### CONSIGNE
Modifie les enregistrements depuis le début jusqu'à la ligne qui contient "- x-tick-label: 19: [502, 530, 518, 546]", celle-ci comprise : remplace "y-tick-label" par "y-axis-label" et redonne ces lignes sans rien changer d'autre.

**** ENREGISTREMENTS FOURNIS

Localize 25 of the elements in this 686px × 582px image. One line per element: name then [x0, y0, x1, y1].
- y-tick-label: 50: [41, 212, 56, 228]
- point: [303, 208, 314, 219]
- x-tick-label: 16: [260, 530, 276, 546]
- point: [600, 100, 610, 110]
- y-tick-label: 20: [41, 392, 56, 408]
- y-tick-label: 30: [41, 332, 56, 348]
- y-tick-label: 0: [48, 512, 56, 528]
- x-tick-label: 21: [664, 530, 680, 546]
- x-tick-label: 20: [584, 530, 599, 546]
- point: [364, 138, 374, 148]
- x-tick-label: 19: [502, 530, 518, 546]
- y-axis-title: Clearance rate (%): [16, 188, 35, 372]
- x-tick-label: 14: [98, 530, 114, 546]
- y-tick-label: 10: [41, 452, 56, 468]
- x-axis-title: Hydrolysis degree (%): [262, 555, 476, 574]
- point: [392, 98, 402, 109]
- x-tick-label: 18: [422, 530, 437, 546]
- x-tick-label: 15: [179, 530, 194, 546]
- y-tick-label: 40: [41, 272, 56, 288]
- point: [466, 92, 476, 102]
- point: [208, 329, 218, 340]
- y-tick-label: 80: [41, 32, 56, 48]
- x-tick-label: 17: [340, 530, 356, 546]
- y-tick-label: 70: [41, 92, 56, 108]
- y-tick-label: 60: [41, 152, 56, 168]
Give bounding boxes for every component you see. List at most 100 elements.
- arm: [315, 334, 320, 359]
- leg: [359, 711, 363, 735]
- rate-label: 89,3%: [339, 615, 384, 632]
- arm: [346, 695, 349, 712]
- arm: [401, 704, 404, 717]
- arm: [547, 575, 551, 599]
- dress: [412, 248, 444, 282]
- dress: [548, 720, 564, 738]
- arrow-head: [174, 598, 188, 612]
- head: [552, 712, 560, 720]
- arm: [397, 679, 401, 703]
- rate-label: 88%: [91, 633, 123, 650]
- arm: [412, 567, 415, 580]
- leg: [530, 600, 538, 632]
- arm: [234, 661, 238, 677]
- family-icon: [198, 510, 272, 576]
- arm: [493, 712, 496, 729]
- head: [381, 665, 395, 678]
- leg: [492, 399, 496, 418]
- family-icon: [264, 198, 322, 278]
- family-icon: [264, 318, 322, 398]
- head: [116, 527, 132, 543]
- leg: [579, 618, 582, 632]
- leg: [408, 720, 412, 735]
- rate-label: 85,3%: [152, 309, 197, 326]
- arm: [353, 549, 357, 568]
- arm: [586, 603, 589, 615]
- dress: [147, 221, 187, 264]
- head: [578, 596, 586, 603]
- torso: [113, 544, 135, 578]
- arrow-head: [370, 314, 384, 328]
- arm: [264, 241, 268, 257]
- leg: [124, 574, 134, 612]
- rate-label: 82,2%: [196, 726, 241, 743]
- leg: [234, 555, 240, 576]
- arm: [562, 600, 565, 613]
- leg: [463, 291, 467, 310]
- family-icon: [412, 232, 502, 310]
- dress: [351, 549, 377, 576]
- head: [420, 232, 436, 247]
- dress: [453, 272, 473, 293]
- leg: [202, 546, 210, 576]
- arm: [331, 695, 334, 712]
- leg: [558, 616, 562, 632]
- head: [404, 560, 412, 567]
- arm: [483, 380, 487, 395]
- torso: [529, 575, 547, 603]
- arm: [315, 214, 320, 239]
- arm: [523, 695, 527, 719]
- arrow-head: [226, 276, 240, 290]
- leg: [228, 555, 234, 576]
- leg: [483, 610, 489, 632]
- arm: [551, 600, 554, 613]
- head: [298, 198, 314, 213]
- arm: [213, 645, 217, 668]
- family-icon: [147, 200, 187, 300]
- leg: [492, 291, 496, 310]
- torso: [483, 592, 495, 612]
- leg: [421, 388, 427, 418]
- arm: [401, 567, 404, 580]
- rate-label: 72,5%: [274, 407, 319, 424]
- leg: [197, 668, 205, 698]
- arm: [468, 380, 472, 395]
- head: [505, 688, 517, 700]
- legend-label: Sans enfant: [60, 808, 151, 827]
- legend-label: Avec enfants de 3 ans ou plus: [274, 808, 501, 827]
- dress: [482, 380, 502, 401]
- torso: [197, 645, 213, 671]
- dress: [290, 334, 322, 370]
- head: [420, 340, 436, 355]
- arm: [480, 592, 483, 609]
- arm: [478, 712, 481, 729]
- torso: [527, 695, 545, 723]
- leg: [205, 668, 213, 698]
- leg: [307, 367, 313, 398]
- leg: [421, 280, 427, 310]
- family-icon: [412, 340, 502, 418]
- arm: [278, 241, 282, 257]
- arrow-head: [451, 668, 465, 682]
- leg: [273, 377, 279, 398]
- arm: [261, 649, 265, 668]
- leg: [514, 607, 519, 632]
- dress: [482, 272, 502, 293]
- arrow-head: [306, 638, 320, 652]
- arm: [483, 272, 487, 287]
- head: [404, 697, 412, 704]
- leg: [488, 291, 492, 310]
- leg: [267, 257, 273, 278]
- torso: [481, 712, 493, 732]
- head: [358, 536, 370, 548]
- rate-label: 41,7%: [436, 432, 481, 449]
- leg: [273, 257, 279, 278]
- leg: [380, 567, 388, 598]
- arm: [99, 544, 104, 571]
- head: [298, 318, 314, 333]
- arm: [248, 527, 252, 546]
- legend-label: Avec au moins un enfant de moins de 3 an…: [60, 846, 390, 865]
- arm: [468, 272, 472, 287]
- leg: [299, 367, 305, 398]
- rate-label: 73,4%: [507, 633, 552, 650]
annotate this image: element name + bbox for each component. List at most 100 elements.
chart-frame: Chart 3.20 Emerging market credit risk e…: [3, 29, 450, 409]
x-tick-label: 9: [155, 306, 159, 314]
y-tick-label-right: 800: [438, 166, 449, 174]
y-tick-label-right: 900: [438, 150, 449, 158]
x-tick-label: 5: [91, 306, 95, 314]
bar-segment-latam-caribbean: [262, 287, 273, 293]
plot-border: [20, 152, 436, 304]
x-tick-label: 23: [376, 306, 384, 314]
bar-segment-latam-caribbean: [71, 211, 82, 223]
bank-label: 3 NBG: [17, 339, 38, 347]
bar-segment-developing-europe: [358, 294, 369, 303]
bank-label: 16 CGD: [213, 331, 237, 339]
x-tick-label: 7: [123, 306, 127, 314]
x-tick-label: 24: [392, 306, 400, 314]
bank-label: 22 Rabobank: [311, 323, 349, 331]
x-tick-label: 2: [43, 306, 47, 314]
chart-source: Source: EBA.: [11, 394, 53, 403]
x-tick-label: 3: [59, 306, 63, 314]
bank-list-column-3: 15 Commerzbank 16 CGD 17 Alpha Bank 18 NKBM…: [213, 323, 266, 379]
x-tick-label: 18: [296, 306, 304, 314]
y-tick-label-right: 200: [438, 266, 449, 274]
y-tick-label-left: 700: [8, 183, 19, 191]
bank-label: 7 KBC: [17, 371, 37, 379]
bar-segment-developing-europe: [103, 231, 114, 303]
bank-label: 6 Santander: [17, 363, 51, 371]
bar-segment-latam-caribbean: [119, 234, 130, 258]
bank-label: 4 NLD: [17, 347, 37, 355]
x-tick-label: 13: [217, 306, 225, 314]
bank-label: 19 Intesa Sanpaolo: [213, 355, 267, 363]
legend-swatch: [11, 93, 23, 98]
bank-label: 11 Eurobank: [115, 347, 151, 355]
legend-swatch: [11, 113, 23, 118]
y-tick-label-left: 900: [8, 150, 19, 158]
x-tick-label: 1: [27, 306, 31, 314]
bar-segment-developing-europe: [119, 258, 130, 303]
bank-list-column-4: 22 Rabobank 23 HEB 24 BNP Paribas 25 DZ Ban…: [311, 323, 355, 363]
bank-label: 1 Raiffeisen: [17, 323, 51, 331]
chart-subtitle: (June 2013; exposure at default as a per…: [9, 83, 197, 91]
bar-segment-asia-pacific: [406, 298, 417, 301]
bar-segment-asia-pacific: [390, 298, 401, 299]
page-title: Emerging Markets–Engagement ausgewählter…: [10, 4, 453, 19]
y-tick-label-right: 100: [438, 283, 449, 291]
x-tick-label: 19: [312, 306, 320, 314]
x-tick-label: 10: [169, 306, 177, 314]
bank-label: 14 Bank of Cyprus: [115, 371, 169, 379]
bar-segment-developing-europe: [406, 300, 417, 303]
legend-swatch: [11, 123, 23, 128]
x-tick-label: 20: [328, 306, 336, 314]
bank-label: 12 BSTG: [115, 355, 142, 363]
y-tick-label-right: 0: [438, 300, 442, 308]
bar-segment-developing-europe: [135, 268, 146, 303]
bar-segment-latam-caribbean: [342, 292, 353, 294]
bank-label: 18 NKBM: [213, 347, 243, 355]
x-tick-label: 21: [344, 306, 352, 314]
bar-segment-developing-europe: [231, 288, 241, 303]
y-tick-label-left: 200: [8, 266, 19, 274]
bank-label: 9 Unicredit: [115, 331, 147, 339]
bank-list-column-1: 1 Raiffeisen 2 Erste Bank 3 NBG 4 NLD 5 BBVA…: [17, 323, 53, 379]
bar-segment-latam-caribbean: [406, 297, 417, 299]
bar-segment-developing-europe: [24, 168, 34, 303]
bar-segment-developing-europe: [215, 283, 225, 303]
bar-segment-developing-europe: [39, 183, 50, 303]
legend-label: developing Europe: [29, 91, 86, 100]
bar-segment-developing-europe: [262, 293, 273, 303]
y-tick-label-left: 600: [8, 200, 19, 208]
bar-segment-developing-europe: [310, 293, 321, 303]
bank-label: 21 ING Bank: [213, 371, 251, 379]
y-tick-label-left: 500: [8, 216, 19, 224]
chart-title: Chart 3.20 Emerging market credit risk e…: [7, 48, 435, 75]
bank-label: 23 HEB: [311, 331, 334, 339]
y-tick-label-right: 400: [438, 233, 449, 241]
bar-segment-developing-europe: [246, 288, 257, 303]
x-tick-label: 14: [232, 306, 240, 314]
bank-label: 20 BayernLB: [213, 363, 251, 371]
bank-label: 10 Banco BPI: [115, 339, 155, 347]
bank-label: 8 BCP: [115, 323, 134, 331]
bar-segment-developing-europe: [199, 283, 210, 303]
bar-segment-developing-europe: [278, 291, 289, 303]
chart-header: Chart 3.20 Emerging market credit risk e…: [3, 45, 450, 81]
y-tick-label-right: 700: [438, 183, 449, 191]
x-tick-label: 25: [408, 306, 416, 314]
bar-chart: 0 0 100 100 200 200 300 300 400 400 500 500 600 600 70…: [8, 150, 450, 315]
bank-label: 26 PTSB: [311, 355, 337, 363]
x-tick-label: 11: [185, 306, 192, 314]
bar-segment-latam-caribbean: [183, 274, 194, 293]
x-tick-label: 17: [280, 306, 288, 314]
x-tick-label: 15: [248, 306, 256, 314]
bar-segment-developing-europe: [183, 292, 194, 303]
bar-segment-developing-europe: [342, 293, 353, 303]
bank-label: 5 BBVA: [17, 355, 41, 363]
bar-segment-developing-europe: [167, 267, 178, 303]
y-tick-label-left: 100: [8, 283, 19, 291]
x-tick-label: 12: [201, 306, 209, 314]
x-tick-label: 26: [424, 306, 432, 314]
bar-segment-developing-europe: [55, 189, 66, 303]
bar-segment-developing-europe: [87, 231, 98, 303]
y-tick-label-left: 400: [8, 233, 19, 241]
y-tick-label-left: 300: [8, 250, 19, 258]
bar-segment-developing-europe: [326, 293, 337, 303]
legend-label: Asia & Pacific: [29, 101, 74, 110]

********

### RÉPONSE ÉCRITE
Localize 25 of the elements in this 686px × 582px image. One line per element: name then [x0, y0, x1, y1].
- y-axis-label: 50: [41, 212, 56, 228]
- point: [303, 208, 314, 219]
- x-tick-label: 16: [260, 530, 276, 546]
- point: [600, 100, 610, 110]
- y-axis-label: 20: [41, 392, 56, 408]
- y-axis-label: 30: [41, 332, 56, 348]
- y-axis-label: 0: [48, 512, 56, 528]
- x-tick-label: 21: [664, 530, 680, 546]
- x-tick-label: 20: [584, 530, 599, 546]
- point: [364, 138, 374, 148]
- x-tick-label: 19: [502, 530, 518, 546]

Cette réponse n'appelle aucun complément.